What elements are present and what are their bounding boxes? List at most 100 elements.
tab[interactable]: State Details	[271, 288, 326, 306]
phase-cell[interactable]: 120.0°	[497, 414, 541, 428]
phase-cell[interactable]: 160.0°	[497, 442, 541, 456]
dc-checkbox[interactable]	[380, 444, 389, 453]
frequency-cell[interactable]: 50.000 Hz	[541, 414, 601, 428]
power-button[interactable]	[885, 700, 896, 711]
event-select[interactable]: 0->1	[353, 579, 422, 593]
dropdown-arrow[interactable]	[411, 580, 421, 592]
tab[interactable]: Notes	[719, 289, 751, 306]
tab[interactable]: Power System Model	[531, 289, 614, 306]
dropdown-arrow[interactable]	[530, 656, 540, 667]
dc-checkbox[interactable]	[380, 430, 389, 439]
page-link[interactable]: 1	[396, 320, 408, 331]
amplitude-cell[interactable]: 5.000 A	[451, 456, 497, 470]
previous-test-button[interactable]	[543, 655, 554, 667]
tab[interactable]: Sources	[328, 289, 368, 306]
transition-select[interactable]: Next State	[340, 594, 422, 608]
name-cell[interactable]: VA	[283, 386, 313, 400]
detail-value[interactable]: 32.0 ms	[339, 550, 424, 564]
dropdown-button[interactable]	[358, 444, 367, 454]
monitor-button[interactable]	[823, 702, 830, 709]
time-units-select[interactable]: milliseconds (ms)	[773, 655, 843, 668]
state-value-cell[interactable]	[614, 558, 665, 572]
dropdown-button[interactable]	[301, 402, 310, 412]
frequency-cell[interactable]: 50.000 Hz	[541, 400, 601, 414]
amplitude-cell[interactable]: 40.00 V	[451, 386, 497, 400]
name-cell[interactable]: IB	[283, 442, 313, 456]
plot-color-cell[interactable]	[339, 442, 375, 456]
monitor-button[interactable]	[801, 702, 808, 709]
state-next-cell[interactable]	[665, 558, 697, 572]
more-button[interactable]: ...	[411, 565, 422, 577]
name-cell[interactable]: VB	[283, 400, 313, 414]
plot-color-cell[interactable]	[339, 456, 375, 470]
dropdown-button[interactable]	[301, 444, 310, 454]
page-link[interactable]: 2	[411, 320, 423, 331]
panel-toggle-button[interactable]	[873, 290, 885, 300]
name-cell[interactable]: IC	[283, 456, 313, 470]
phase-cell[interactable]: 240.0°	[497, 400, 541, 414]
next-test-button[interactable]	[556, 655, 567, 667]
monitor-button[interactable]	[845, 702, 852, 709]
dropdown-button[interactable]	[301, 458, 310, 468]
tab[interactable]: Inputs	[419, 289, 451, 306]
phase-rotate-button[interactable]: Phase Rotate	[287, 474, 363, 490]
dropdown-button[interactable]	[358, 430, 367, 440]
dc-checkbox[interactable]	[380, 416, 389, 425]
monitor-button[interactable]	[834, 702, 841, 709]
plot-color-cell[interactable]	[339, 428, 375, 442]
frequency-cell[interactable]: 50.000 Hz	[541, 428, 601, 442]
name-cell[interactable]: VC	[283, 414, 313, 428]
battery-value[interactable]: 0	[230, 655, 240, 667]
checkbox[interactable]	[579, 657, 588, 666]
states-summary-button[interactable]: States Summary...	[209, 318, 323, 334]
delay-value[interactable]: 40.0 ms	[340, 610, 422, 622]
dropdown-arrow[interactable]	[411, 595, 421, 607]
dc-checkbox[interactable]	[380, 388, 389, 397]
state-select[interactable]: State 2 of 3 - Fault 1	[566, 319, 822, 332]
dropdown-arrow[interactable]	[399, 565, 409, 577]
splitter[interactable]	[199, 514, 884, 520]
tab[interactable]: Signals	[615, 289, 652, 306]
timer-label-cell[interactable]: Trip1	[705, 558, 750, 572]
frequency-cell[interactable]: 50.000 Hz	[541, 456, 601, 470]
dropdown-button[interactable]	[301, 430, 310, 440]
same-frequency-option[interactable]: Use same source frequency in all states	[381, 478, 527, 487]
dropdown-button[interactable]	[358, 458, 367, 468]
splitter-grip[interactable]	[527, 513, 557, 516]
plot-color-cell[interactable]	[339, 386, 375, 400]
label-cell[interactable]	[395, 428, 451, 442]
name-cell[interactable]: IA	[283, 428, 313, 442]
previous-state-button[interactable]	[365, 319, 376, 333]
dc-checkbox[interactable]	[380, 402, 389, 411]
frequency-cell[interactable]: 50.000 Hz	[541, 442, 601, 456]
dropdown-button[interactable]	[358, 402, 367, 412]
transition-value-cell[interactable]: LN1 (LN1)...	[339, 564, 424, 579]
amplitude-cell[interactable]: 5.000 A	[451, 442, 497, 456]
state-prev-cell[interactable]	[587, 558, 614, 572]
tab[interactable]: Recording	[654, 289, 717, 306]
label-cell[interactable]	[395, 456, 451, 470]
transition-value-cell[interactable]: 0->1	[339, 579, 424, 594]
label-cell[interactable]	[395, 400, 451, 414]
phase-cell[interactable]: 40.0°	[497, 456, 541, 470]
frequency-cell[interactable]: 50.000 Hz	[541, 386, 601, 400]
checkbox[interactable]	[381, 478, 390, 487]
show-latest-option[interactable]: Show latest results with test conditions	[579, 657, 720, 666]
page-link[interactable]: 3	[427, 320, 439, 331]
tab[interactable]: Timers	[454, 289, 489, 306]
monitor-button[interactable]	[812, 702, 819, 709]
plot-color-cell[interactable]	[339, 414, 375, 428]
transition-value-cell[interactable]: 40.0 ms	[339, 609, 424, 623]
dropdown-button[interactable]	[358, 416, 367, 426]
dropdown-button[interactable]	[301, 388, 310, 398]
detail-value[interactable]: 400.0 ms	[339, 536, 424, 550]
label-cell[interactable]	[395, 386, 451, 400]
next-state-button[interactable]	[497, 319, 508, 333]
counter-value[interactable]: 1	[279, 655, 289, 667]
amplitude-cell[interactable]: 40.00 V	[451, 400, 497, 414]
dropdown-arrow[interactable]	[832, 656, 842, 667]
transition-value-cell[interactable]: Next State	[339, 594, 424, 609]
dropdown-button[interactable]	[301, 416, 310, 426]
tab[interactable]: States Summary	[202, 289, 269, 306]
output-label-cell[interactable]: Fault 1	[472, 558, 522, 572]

○ ○ ○ ○ ○ ○ ○

#### [EXERCISE INSTRUCTIONS]
Return the material above word for word, keeping every line in its original order and form.

#### [WRITTEN RESPONSE]
What elements are present and what are their bounding boxes? List at most 100 elements.
tab[interactable]: State Details	[271, 288, 326, 306]
phase-cell[interactable]: 120.0°	[497, 414, 541, 428]
phase-cell[interactable]: 160.0°	[497, 442, 541, 456]
dc-checkbox[interactable]	[380, 444, 389, 453]
frequency-cell[interactable]: 50.000 Hz	[541, 414, 601, 428]
power-button[interactable]	[885, 700, 896, 711]
event-select[interactable]: 0->1	[353, 579, 422, 593]
dropdown-arrow[interactable]	[411, 580, 421, 592]
tab[interactable]: Notes	[719, 289, 751, 306]
tab[interactable]: Power System Model	[531, 289, 614, 306]
dropdown-arrow[interactable]	[530, 656, 540, 667]
dc-checkbox[interactable]	[380, 430, 389, 439]
page-link[interactable]: 1	[396, 320, 408, 331]
amplitude-cell[interactable]: 5.000 A	[451, 456, 497, 470]
previous-test-button[interactable]	[543, 655, 554, 667]
tab[interactable]: Sources	[328, 289, 368, 306]
transition-select[interactable]: Next State	[340, 594, 422, 608]
name-cell[interactable]: VA	[283, 386, 313, 400]
detail-value[interactable]: 32.0 ms	[339, 550, 424, 564]
dropdown-button[interactable]	[358, 444, 367, 454]
monitor-button[interactable]	[823, 702, 830, 709]
time-units-select[interactable]: milliseconds (ms)	[773, 655, 843, 668]
state-value-cell[interactable]	[614, 558, 665, 572]
dropdown-button[interactable]	[301, 402, 310, 412]
frequency-cell[interactable]: 50.000 Hz	[541, 400, 601, 414]
amplitude-cell[interactable]: 40.00 V	[451, 386, 497, 400]
name-cell[interactable]: IB	[283, 442, 313, 456]
plot-color-cell[interactable]	[339, 442, 375, 456]
monitor-button[interactable]	[801, 702, 808, 709]
state-next-cell[interactable]	[665, 558, 697, 572]
more-button[interactable]: ...	[411, 565, 422, 577]
name-cell[interactable]: VB	[283, 400, 313, 414]
plot-color-cell[interactable]	[339, 456, 375, 470]
dropdown-button[interactable]	[301, 444, 310, 454]
page-link[interactable]: 2	[411, 320, 423, 331]
panel-toggle-button[interactable]	[873, 290, 885, 300]
name-cell[interactable]: IC	[283, 456, 313, 470]
phase-cell[interactable]: 240.0°	[497, 400, 541, 414]
next-test-button[interactable]	[556, 655, 567, 667]
monitor-button[interactable]	[845, 702, 852, 709]
dropdown-button[interactable]	[301, 458, 310, 468]
tab[interactable]: Inputs	[419, 289, 451, 306]
phase-rotate-button[interactable]: Phase Rotate	[287, 474, 363, 490]
dropdown-button[interactable]	[358, 430, 367, 440]
dc-checkbox[interactable]	[380, 416, 389, 425]
monitor-button[interactable]	[834, 702, 841, 709]
plot-color-cell[interactable]	[339, 428, 375, 442]
frequency-cell[interactable]: 50.000 Hz	[541, 428, 601, 442]
name-cell[interactable]: VC	[283, 414, 313, 428]
battery-value[interactable]: 0	[230, 655, 240, 667]
checkbox[interactable]	[579, 657, 588, 666]
states-summary-button[interactable]: States Summary...	[209, 318, 323, 334]
delay-value[interactable]: 40.0 ms	[340, 610, 422, 622]
dropdown-arrow[interactable]	[411, 595, 421, 607]
dc-checkbox[interactable]	[380, 388, 389, 397]
state-select[interactable]: State 2 of 3 - Fault 1	[566, 319, 822, 332]
dropdown-arrow[interactable]	[399, 565, 409, 577]
splitter[interactable]	[199, 514, 884, 520]
tab[interactable]: Signals	[615, 289, 652, 306]
timer-label-cell[interactable]: Trip1	[705, 558, 750, 572]
frequency-cell[interactable]: 50.000 Hz	[541, 456, 601, 470]
dropdown-button[interactable]	[301, 430, 310, 440]
same-frequency-option[interactable]: Use same source frequency in all states	[381, 478, 527, 487]
dropdown-button[interactable]	[358, 458, 367, 468]
splitter-grip[interactable]	[527, 513, 557, 516]
plot-color-cell[interactable]	[339, 386, 375, 400]
label-cell[interactable]	[395, 428, 451, 442]
name-cell[interactable]: IA	[283, 428, 313, 442]
previous-state-button[interactable]	[365, 319, 376, 333]
dc-checkbox[interactable]	[380, 402, 389, 411]
frequency-cell[interactable]: 50.000 Hz	[541, 442, 601, 456]
dropdown-button[interactable]	[358, 402, 367, 412]
transition-value-cell[interactable]: LN1 (LN1)...	[339, 564, 424, 579]
amplitude-cell[interactable]: 5.000 A	[451, 442, 497, 456]
state-prev-cell[interactable]	[587, 558, 614, 572]
tab[interactable]: Recording	[654, 289, 717, 306]
label-cell[interactable]	[395, 456, 451, 470]
transition-value-cell[interactable]: 0->1	[339, 579, 424, 594]
label-cell[interactable]	[395, 400, 451, 414]
phase-cell[interactable]: 40.0°	[497, 456, 541, 470]
frequency-cell[interactable]: 50.000 Hz	[541, 386, 601, 400]
checkbox[interactable]	[381, 478, 390, 487]
show-latest-option[interactable]: Show latest results with test conditions	[579, 657, 720, 666]
page-link[interactable]: 3	[427, 320, 439, 331]
tab[interactable]: Timers	[454, 289, 489, 306]
monitor-button[interactable]	[812, 702, 819, 709]
plot-color-cell[interactable]	[339, 414, 375, 428]
transition-value-cell[interactable]: 40.0 ms	[339, 609, 424, 623]
dropdown-button[interactable]	[358, 416, 367, 426]
dropdown-button[interactable]	[301, 388, 310, 398]
detail-value[interactable]: 400.0 ms	[339, 536, 424, 550]
label-cell[interactable]	[395, 386, 451, 400]
next-state-button[interactable]	[497, 319, 508, 333]
counter-value[interactable]: 1	[279, 655, 289, 667]
amplitude-cell[interactable]: 40.00 V	[451, 400, 497, 414]
dropdown-arrow[interactable]	[832, 656, 842, 667]
transition-value-cell[interactable]: Next State	[339, 594, 424, 609]
dropdown-button[interactable]	[301, 416, 310, 426]
tab[interactable]: States Summary	[202, 289, 269, 306]
output-label-cell[interactable]: Fault 1	[472, 558, 522, 572]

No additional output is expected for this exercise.